━━━━━ Entries provided

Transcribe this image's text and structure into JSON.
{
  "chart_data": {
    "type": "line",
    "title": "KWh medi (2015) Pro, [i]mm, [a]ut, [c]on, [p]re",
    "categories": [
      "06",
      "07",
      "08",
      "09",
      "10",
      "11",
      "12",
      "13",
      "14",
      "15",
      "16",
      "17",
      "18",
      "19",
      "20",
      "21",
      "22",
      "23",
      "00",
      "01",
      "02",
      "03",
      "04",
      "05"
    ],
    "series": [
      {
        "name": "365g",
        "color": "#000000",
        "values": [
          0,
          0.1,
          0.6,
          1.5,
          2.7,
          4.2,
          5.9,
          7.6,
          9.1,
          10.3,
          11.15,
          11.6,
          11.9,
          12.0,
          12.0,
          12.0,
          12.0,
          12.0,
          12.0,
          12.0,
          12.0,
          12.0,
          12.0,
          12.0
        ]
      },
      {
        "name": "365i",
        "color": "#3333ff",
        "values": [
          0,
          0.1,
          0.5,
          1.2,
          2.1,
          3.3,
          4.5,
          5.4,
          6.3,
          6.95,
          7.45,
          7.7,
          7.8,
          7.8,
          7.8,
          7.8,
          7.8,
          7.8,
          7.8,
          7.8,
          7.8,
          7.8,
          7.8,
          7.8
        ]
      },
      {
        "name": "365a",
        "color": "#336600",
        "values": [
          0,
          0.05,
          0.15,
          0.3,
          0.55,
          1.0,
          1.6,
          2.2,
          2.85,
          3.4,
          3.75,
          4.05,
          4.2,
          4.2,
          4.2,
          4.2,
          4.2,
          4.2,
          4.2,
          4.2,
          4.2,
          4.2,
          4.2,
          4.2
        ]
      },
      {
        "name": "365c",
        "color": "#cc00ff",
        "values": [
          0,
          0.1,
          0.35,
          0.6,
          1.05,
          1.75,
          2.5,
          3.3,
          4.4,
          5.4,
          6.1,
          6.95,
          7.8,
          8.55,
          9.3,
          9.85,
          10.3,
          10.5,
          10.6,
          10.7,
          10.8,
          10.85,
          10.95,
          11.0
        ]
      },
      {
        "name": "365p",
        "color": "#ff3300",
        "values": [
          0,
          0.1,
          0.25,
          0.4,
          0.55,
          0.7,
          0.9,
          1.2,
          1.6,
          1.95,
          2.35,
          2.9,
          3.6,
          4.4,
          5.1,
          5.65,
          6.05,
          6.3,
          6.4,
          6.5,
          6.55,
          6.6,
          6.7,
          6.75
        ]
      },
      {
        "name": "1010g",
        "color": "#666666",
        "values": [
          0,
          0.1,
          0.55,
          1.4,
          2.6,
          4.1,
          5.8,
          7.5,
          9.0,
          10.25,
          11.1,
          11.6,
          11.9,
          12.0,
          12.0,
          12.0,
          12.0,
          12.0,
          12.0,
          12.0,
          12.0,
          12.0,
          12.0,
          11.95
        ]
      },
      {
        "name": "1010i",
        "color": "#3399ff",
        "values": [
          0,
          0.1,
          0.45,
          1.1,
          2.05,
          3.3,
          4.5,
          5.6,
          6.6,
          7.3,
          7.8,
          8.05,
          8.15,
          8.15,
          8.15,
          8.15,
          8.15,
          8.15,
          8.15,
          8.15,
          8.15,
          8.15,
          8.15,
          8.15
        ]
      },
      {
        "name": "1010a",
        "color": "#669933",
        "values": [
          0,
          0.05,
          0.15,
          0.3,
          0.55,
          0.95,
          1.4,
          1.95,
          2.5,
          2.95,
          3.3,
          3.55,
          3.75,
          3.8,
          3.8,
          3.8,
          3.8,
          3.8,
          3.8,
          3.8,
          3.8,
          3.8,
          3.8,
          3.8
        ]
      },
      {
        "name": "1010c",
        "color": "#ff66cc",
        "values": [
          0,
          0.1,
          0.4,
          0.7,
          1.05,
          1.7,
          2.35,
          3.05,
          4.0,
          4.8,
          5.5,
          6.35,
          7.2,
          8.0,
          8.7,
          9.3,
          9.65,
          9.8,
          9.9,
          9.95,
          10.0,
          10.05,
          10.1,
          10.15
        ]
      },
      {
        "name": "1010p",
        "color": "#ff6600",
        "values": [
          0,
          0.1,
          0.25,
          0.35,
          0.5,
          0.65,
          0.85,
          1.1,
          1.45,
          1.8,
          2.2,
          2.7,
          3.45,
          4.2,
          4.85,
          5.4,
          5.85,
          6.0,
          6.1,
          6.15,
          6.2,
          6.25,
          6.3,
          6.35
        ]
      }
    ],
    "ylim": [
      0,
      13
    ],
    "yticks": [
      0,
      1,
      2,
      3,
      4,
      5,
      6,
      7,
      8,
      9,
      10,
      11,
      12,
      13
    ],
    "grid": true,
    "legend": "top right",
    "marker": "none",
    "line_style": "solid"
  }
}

━━━━━━━━━━

→ What is needed: Above are some records; extract every one of them exactly.

→ Complete response:
Transcribe this image's text and structure into JSON.
{
  "chart_data": {
    "type": "line",
    "title": "KWh medi (2015) Pro, [i]mm, [a]ut, [c]on, [p]re",
    "categories": [
      "06",
      "07",
      "08",
      "09",
      "10",
      "11",
      "12",
      "13",
      "14",
      "15",
      "16",
      "17",
      "18",
      "19",
      "20",
      "21",
      "22",
      "23",
      "00",
      "01",
      "02",
      "03",
      "04",
      "05"
    ],
    "series": [
      {
        "name": "365g",
        "color": "#000000",
        "values": [
          0,
          0.1,
          0.6,
          1.5,
          2.7,
          4.2,
          5.9,
          7.6,
          9.1,
          10.3,
          11.15,
          11.6,
          11.9,
          12.0,
          12.0,
          12.0,
          12.0,
          12.0,
          12.0,
          12.0,
          12.0,
          12.0,
          12.0,
          12.0
        ]
      },
      {
        "name": "365i",
        "color": "#3333ff",
        "values": [
          0,
          0.1,
          0.5,
          1.2,
          2.1,
          3.3,
          4.5,
          5.4,
          6.3,
          6.95,
          7.45,
          7.7,
          7.8,
          7.8,
          7.8,
          7.8,
          7.8,
          7.8,
          7.8,
          7.8,
          7.8,
          7.8,
          7.8,
          7.8
        ]
      },
      {
        "name": "365a",
        "color": "#336600",
        "values": [
          0,
          0.05,
          0.15,
          0.3,
          0.55,
          1.0,
          1.6,
          2.2,
          2.85,
          3.4,
          3.75,
          4.05,
          4.2,
          4.2,
          4.2,
          4.2,
          4.2,
          4.2,
          4.2,
          4.2,
          4.2,
          4.2,
          4.2,
          4.2
        ]
      },
      {
        "name": "365c",
        "color": "#cc00ff",
        "values": [
          0,
          0.1,
          0.35,
          0.6,
          1.05,
          1.75,
          2.5,
          3.3,
          4.4,
          5.4,
          6.1,
          6.95,
          7.8,
          8.55,
          9.3,
          9.85,
          10.3,
          10.5,
          10.6,
          10.7,
          10.8,
          10.85,
          10.95,
          11.0
        ]
      },
      {
        "name": "365p",
        "color": "#ff3300",
        "values": [
          0,
          0.1,
          0.25,
          0.4,
          0.55,
          0.7,
          0.9,
          1.2,
          1.6,
          1.95,
          2.35,
          2.9,
          3.6,
          4.4,
          5.1,
          5.65,
          6.05,
          6.3,
          6.4,
          6.5,
          6.55,
          6.6,
          6.7,
          6.75
        ]
      },
      {
        "name": "1010g",
        "color": "#666666",
        "values": [
          0,
          0.1,
          0.55,
          1.4,
          2.6,
          4.1,
          5.8,
          7.5,
          9.0,
          10.25,
          11.1,
          11.6,
          11.9,
          12.0,
          12.0,
          12.0,
          12.0,
          12.0,
          12.0,
          12.0,
          12.0,
          12.0,
          12.0,
          11.95
        ]
      },
      {
        "name": "1010i",
        "color": "#3399ff",
        "values": [
          0,
          0.1,
          0.45,
          1.1,
          2.05,
          3.3,
          4.5,
          5.6,
          6.6,
          7.3,
          7.8,
          8.05,
          8.15,
          8.15,
          8.15,
          8.15,
          8.15,
          8.15,
          8.15,
          8.15,
          8.15,
          8.15,
          8.15,
          8.15
        ]
      },
      {
        "name": "1010a",
        "color": "#669933",
        "values": [
          0,
          0.05,
          0.15,
          0.3,
          0.55,
          0.95,
          1.4,
          1.95,
          2.5,
          2.95,
          3.3,
          3.55,
          3.75,
          3.8,
          3.8,
          3.8,
          3.8,
          3.8,
          3.8,
          3.8,
          3.8,
          3.8,
          3.8,
          3.8
        ]
      },
      {
        "name": "1010c",
        "color": "#ff66cc",
        "values": [
          0,
          0.1,
          0.4,
          0.7,
          1.05,
          1.7,
          2.35,
          3.05,
          4.0,
          4.8,
          5.5,
          6.35,
          7.2,
          8.0,
          8.7,
          9.3,
          9.65,
          9.8,
          9.9,
          9.95,
          10.0,
          10.05,
          10.1,
          10.15
        ]
      },
      {
        "name": "1010p",
        "color": "#ff6600",
        "values": [
          0,
          0.1,
          0.25,
          0.35,
          0.5,
          0.65,
          0.85,
          1.1,
          1.45,
          1.8,
          2.2,
          2.7,
          3.45,
          4.2,
          4.85,
          5.4,
          5.85,
          6.0,
          6.1,
          6.15,
          6.2,
          6.25,
          6.3,
          6.35
        ]
      }
    ],
    "ylim": [
      0,
      13
    ],
    "yticks": [
      0,
      1,
      2,
      3,
      4,
      5,
      6,
      7,
      8,
      9,
      10,
      11,
      12,
      13
    ],
    "grid": true,
    "legend": "top right",
    "marker": "none",
    "line_style": "solid"
  }
}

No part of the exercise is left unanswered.